Locate each line containing the string "construction" and copy it out.
==============================
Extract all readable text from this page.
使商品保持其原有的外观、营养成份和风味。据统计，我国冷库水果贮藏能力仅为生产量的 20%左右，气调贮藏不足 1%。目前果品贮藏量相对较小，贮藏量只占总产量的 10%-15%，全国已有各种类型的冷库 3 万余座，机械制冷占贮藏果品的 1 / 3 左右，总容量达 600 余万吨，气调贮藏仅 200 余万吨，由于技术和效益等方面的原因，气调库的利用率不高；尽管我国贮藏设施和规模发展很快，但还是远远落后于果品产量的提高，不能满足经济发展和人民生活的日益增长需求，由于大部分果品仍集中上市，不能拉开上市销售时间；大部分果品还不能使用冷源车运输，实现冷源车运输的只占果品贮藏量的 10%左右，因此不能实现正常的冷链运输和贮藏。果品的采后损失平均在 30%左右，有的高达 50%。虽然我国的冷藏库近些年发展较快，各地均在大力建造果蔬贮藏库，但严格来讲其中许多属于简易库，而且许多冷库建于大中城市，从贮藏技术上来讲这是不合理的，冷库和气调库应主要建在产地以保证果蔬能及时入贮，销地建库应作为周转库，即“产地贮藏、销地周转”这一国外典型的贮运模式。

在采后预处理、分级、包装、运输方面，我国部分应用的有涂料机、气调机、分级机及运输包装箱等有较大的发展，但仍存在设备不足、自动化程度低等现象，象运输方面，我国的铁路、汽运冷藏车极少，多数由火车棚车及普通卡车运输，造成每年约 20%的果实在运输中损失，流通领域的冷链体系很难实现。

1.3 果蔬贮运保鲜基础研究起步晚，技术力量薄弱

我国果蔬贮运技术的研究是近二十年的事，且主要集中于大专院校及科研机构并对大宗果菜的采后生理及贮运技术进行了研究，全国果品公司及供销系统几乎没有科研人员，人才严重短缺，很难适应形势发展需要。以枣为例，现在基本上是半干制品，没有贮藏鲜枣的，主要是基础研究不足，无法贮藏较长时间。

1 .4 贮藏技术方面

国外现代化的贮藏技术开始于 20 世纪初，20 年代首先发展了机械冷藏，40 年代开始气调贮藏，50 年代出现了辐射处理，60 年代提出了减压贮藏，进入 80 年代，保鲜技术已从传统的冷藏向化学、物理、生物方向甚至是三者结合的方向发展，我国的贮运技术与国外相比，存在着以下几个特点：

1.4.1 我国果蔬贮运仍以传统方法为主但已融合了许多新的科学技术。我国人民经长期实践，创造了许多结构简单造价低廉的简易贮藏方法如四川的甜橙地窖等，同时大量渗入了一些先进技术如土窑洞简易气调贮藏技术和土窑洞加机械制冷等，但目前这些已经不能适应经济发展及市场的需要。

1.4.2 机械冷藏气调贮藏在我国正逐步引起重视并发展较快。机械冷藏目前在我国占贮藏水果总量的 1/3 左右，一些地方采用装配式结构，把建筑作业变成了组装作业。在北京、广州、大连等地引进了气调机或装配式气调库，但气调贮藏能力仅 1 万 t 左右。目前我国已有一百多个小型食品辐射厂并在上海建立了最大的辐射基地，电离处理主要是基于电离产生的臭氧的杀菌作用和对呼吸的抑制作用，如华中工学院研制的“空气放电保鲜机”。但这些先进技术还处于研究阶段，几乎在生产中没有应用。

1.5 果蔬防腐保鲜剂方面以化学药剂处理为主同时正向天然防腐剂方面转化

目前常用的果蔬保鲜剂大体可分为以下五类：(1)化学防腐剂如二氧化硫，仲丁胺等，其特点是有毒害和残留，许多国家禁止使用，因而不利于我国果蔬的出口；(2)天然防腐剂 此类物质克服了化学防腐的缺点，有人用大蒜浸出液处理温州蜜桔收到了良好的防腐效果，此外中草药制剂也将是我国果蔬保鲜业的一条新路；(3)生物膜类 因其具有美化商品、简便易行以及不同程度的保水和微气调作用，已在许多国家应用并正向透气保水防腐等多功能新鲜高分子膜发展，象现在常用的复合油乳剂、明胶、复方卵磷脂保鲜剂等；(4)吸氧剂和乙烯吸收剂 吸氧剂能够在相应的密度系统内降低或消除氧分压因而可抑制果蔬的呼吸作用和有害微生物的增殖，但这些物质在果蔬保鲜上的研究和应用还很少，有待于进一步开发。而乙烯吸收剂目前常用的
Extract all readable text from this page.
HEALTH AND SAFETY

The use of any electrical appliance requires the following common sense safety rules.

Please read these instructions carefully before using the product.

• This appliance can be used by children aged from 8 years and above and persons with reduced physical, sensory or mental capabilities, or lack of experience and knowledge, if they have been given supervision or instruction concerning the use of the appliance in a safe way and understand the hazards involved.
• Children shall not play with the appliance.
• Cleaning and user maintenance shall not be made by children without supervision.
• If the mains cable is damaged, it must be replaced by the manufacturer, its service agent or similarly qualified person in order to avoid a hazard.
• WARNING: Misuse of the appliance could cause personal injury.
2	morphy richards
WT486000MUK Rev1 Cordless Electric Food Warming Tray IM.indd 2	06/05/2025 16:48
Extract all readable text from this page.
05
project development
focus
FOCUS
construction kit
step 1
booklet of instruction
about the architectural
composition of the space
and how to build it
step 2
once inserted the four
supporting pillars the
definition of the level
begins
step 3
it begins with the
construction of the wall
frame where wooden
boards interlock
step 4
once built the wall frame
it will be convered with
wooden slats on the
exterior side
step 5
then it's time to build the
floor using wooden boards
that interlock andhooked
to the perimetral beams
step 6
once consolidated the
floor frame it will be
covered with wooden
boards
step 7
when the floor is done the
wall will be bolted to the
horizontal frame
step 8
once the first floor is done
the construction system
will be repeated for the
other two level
==============================
◆ **Solved problem**:
construction kit
construction of the wall
the construction system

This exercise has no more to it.